What you have to do – Skip the pictures and extract all of the lines exactly as written.

— BEGIN Data for this task —

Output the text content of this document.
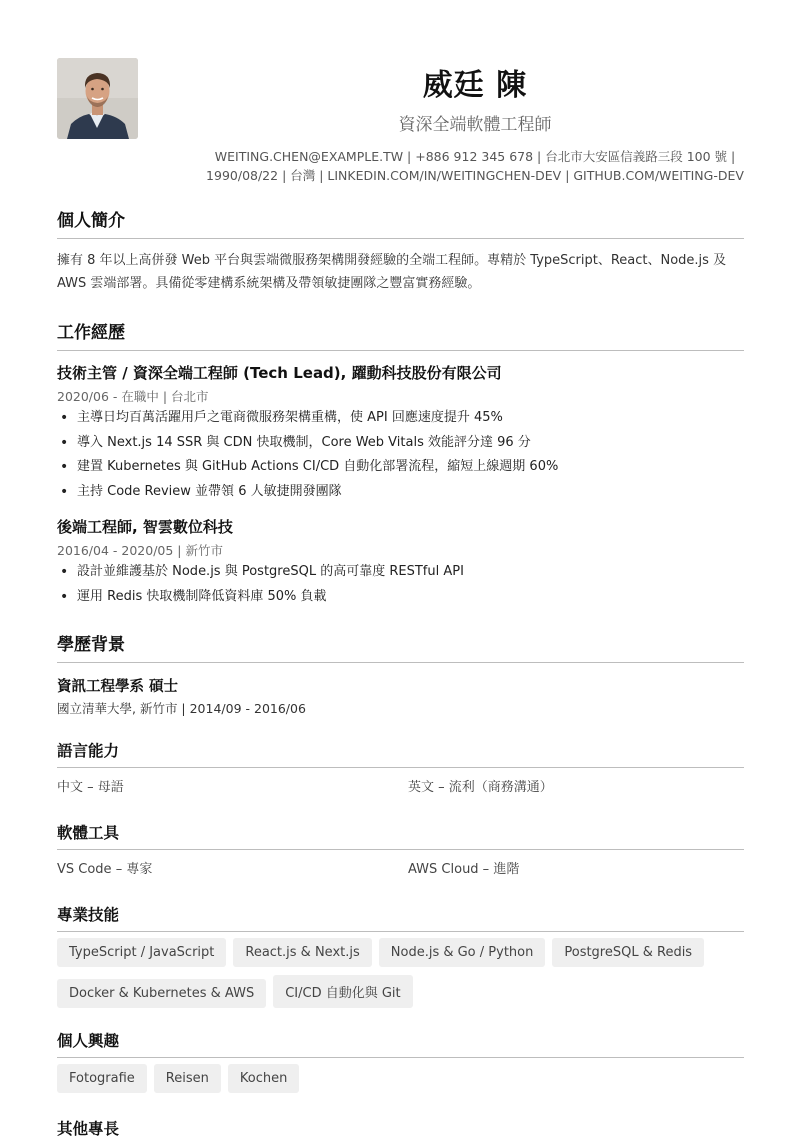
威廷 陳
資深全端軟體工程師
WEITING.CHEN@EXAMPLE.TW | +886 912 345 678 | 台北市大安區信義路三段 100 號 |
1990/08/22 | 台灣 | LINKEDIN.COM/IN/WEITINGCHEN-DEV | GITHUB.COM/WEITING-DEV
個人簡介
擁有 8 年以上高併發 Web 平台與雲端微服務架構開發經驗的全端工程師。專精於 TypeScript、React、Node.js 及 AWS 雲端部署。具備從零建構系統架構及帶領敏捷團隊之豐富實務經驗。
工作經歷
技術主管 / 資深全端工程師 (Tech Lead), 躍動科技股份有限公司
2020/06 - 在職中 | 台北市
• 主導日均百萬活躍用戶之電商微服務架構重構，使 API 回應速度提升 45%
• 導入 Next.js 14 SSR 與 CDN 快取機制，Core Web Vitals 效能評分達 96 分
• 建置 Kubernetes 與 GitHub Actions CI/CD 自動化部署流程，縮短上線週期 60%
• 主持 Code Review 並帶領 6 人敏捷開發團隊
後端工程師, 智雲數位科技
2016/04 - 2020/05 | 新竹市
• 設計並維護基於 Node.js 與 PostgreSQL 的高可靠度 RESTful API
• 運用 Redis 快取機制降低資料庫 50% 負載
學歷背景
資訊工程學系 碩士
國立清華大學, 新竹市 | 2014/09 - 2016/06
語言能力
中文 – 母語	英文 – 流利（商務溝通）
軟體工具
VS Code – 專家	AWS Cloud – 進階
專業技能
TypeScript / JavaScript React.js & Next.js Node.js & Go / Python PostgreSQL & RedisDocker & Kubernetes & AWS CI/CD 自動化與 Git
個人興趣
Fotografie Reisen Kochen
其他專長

— END Data for this task —

Result –
Output the text content of this document.
威廷 陳
資深全端軟體工程師
WEITING.CHEN@EXAMPLE.TW | +886 912 345 678 | 台北市大安區信義路三段 100 號 |
1990/08/22 | 台灣 | LINKEDIN.COM/IN/WEITINGCHEN-DEV | GITHUB.COM/WEITING-DEV
個人簡介
擁有 8 年以上高併發 Web 平台與雲端微服務架構開發經驗的全端工程師。專精於 TypeScript、React、Node.js 及 AWS 雲端部署。具備從零建構系統架構及帶領敏捷團隊之豐富實務經驗。
工作經歷
技術主管 / 資深全端工程師 (Tech Lead), 躍動科技股份有限公司
2020/06 - 在職中 | 台北市
• 主導日均百萬活躍用戶之電商微服務架構重構，使 API 回應速度提升 45%
• 導入 Next.js 14 SSR 與 CDN 快取機制，Core Web Vitals 效能評分達 96 分
• 建置 Kubernetes 與 GitHub Actions CI/CD 自動化部署流程，縮短上線週期 60%
• 主持 Code Review 並帶領 6 人敏捷開發團隊
後端工程師, 智雲數位科技
2016/04 - 2020/05 | 新竹市
• 設計並維護基於 Node.js 與 PostgreSQL 的高可靠度 RESTful API
• 運用 Redis 快取機制降低資料庫 50% 負載
學歷背景
資訊工程學系 碩士
國立清華大學, 新竹市 | 2014/09 - 2016/06
語言能力
中文 – 母語	英文 – 流利（商務溝通）
軟體工具
VS Code – 專家	AWS Cloud – 進階
專業技能
TypeScript / JavaScript React.js & Next.js Node.js & Go / Python PostgreSQL & RedisDocker & Kubernetes & AWS CI/CD 自動化與 Git
個人興趣
Fotografie Reisen Kochen
其他專長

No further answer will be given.